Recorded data
· · ·
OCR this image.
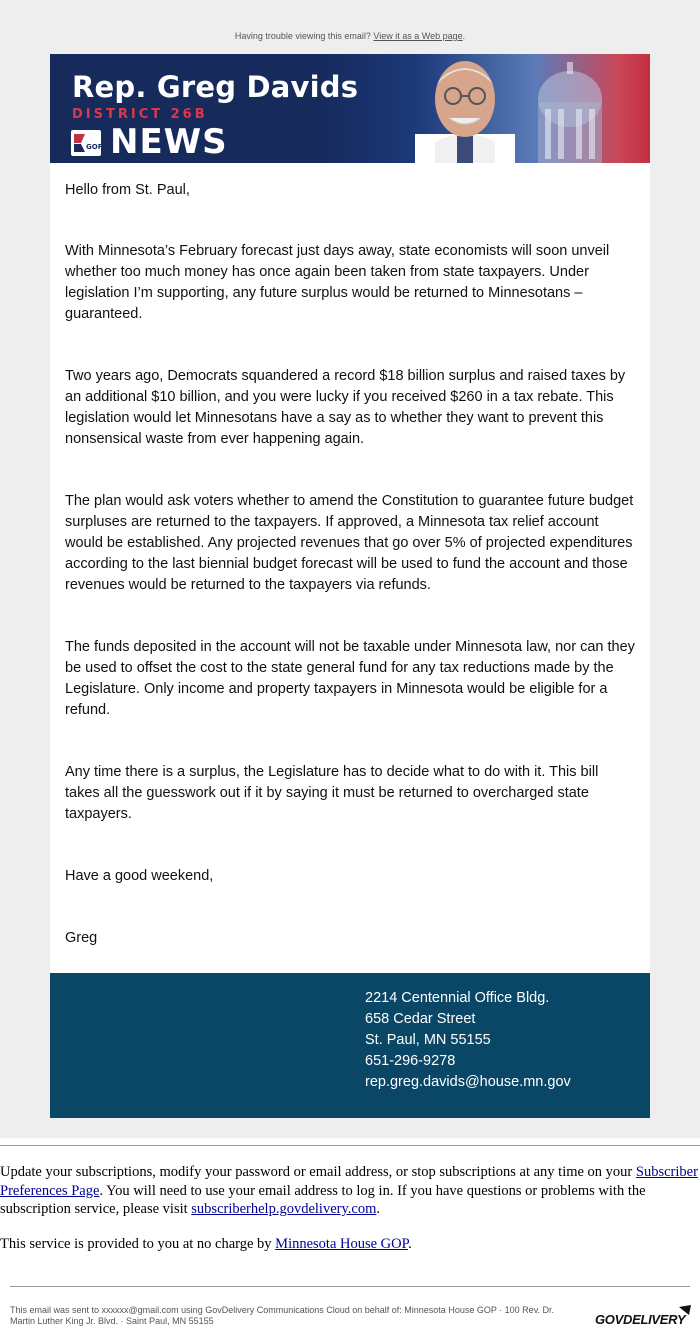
Having trouble viewing this email? View it as a Web page.
Rep. Greg Davids
DISTRICT 26B
GOP NEWS

Hello from St. Paul,

With Minnesota’s February forecast just days away, state economists will soon unveil whether too much money has once again been taken from state taxpayers. Under legislation I’m supporting, any future surplus would be returned to Minnesotans – guaranteed.

Two years ago, Democrats squandered a record $18 billion surplus and raised taxes by an additional $10 billion, and you were lucky if you received $260 in a tax rebate. This legislation would let Minnesotans have a say as to whether they want to prevent this nonsensical waste from ever happening again.

The plan would ask voters whether to amend the Constitution to guarantee future budget surpluses are returned to the taxpayers. If approved, a Minnesota tax relief account would be established. Any projected revenues that go over 5% of projected expenditures according to the last biennial budget forecast will be used to fund the account and those revenues would be returned to the taxpayers via refunds.

The funds deposited in the account will not be taxable under Minnesota law, nor can they be used to offset the cost to the state general fund for any tax reductions made by the Legislature. Only income and property taxpayers in Minnesota would be eligible for a refund.

Any time there is a surplus, the Legislature has to decide what to do with it. This bill takes all the guesswork out if it by saying it must be returned to overcharged state taxpayers.

Have a good weekend,

Greg

2214 Centennial Office Bldg.
658 Cedar Street
St. Paul, MN 55155
651-296-9278
rep.greg.davids@house.mn.gov

Update your subscriptions, modify your password or email address, or stop subscriptions at any time on your Subscriber Preferences Page. You will need to use your email address to log in. If you have questions or problems with the subscription service, please visit subscriberhelp.govdelivery.com.

This service is provided to you at no charge by Minnesota House GOP.

This email was sent to xxxxxx@gmail.com using GovDelivery Communications Cloud on behalf of: Minnesota House GOP · 100 Rev. Dr. Martin Luther King Jr. Blvd. · Saint Paul, MN 55155	GOVDELIVERY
· · ·
[Problem requirements]
Copy the listing over exactly, skipping the pictures it holds.

[Task answer]
OCR this image.
Having trouble viewing this email? View it as a Web page.
Rep. Greg Davids
DISTRICT 26B
GOP NEWS

Hello from St. Paul,

With Minnesota’s February forecast just days away, state economists will soon unveil whether too much money has once again been taken from state taxpayers. Under legislation I’m supporting, any future surplus would be returned to Minnesotans – guaranteed.

Two years ago, Democrats squandered a record $18 billion surplus and raised taxes by an additional $10 billion, and you were lucky if you received $260 in a tax rebate. This legislation would let Minnesotans have a say as to whether they want to prevent this nonsensical waste from ever happening again.

The plan would ask voters whether to amend the Constitution to guarantee future budget surpluses are returned to the taxpayers. If approved, a Minnesota tax relief account would be established. Any projected revenues that go over 5% of projected expenditures according to the last biennial budget forecast will be used to fund the account and those revenues would be returned to the taxpayers via refunds.

The funds deposited in the account will not be taxable under Minnesota law, nor can they be used to offset the cost to the state general fund for any tax reductions made by the Legislature. Only income and property taxpayers in Minnesota would be eligible for a refund.

Any time there is a surplus, the Legislature has to decide what to do with it. This bill takes all the guesswork out if it by saying it must be returned to overcharged state taxpayers.

Have a good weekend,

Greg

2214 Centennial Office Bldg.
658 Cedar Street
St. Paul, MN 55155
651-296-9278
rep.greg.davids@house.mn.gov

Update your subscriptions, modify your password or email address, or stop subscriptions at any time on your Subscriber Preferences Page. You will need to use your email address to log in. If you have questions or problems with the subscription service, please visit subscriberhelp.govdelivery.com.

This service is provided to you at no charge by Minnesota House GOP.

This email was sent to xxxxxx@gmail.com using GovDelivery Communications Cloud on behalf of: Minnesota House GOP · 100 Rev. Dr. Martin Luther King Jr. Blvd. · Saint Paul, MN 55155	GOVDELIVERY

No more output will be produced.